Task input ▸
----------------

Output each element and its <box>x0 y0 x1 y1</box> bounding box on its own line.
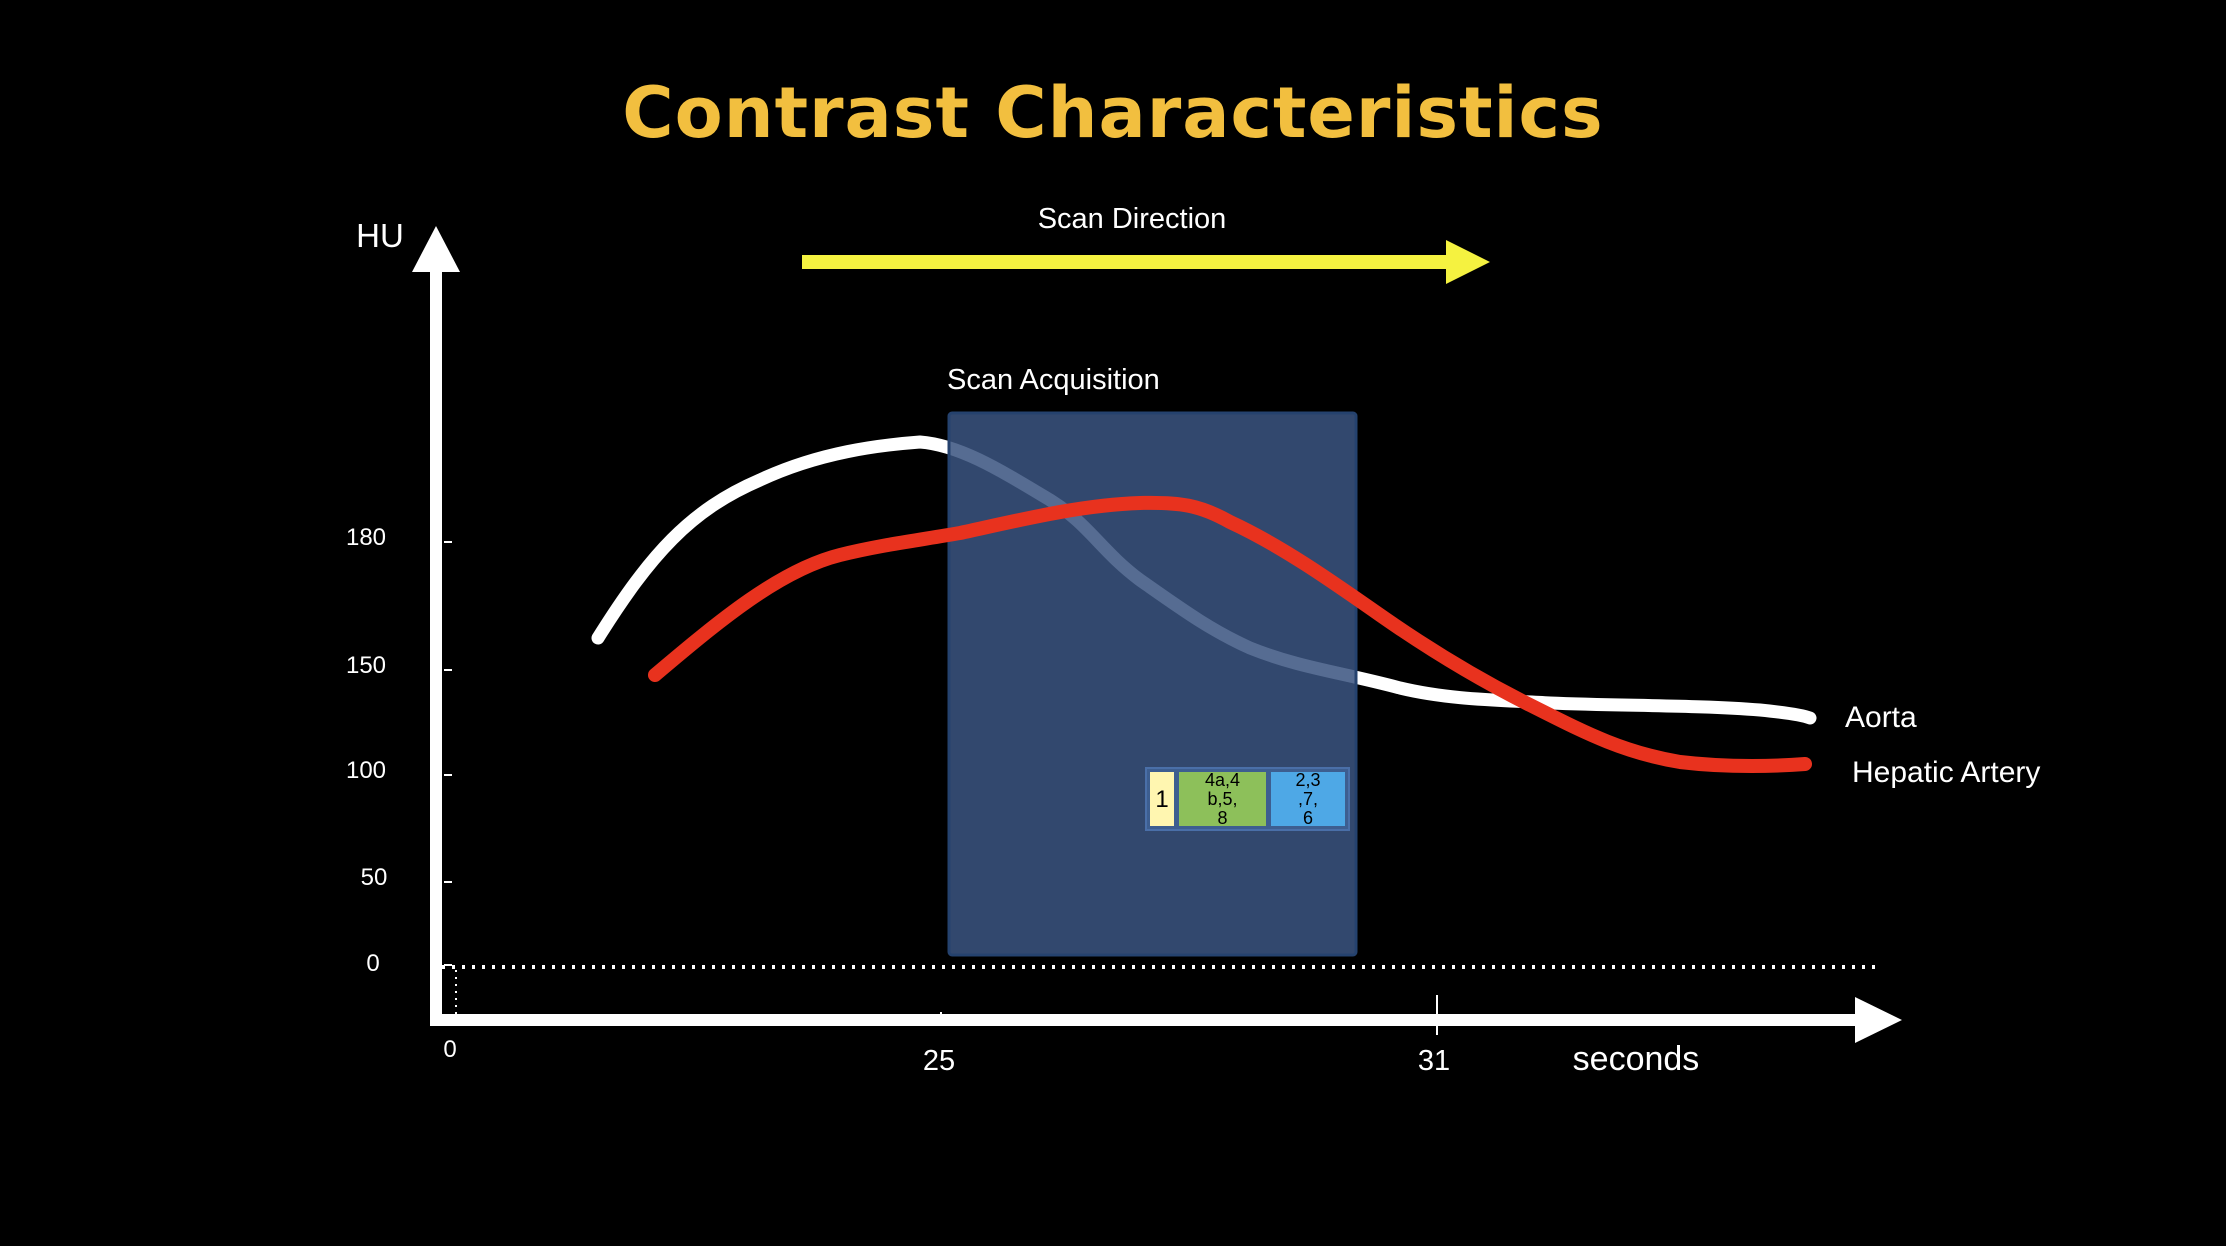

----------------

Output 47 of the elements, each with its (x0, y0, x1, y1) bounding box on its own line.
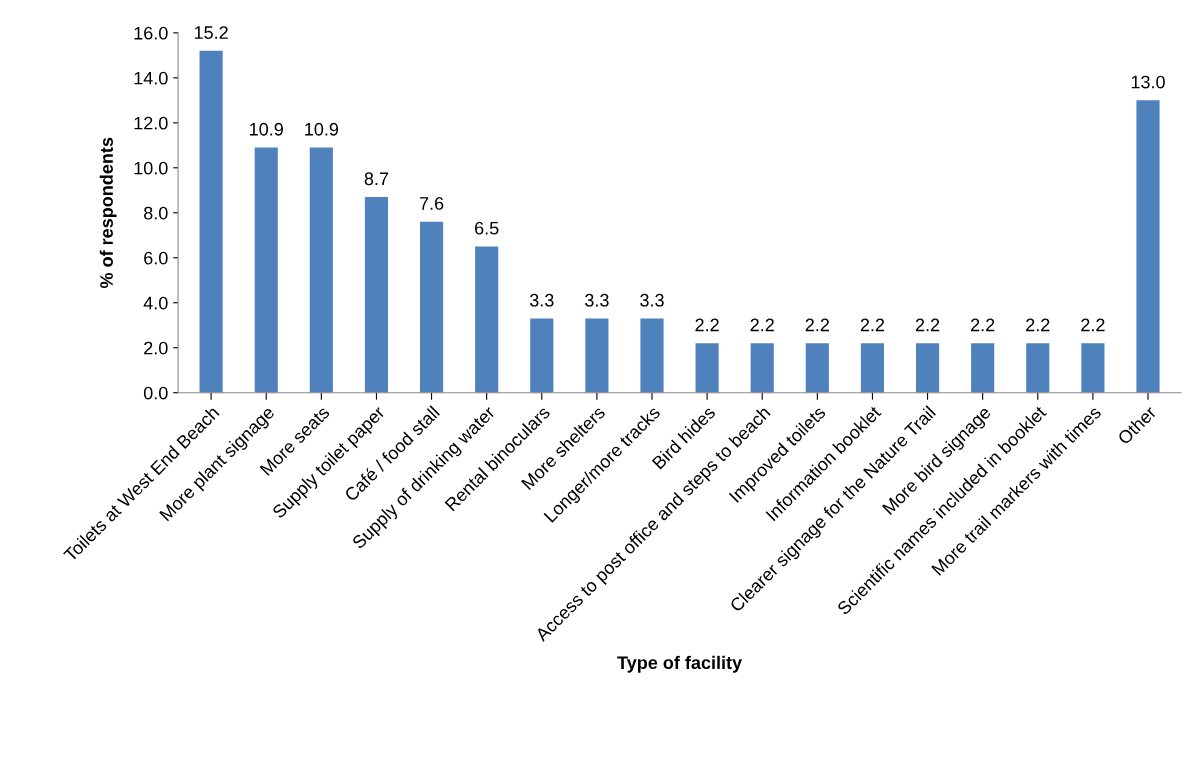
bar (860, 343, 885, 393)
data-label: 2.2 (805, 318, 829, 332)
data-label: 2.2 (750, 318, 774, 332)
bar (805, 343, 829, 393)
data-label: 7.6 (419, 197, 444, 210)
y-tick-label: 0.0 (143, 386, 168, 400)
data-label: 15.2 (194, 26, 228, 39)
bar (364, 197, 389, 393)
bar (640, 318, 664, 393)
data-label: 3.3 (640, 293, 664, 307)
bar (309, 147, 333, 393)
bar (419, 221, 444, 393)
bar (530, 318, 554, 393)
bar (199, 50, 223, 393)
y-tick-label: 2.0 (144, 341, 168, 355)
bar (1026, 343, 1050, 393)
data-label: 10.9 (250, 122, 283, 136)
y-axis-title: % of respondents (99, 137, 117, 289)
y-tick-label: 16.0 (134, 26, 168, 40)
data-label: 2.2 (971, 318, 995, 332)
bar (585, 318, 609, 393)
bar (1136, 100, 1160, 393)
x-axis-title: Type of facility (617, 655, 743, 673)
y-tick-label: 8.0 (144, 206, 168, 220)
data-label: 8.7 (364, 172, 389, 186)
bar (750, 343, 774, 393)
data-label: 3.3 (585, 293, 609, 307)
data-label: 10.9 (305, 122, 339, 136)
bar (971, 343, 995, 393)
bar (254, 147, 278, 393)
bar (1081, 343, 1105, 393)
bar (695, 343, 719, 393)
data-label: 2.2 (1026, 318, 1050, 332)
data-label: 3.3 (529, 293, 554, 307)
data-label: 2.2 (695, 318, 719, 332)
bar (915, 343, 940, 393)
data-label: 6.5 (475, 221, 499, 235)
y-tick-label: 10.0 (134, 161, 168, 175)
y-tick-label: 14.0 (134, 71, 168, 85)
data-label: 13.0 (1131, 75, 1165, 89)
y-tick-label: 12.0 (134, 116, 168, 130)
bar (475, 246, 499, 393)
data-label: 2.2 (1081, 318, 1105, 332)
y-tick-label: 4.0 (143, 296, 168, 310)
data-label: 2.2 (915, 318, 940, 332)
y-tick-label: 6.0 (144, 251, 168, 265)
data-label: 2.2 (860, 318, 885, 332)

----------------

Convert the items into a Markdown table with the columns Row and Line, beginning at the line that has "Output 47 of" and stopping after the line that has "y-tick-label: 16.0 (134, 26, 168, 40)". Skip blank lines, and leave the pictures out.

Solution for this exercise ▸
| Row | Line |
|---|---|
| 1 | Output 47 of the elements, each with its (x0, y0, x1, y1) bounding box on its own line. |
| 2 | bar (860, 343, 885, 393) |
| 3 | data-label: 2.2 (805, 318, 829, 332) |
| 4 | data-label: 2.2 (750, 318, 774, 332) |
| 5 | bar (805, 343, 829, 393) |
| 6 | data-label: 7.6 (419, 197, 444, 210) |
| 7 | y-tick-label: 0.0 (143, 386, 168, 400) |
| 8 | data-label: 15.2 (194, 26, 228, 39) |
| 9 | bar (364, 197, 389, 393) |
| 10 | bar (640, 318, 664, 393) |
| 11 | data-label: 3.3 (640, 293, 664, 307) |
| 12 | bar (309, 147, 333, 393) |
| 13 | bar (419, 221, 444, 393) |
| 14 | bar (530, 318, 554, 393) |
| 15 | bar (199, 50, 223, 393) |
| 16 | y-tick-label: 2.0 (144, 341, 168, 355) |
| 17 | bar (1026, 343, 1050, 393) |
| 18 | data-label: 10.9 (250, 122, 283, 136) |
| 19 | y-axis-title: % of respondents (99, 137, 117, 289) |
| 20 | y-tick-label: 16.0 (134, 26, 168, 40) |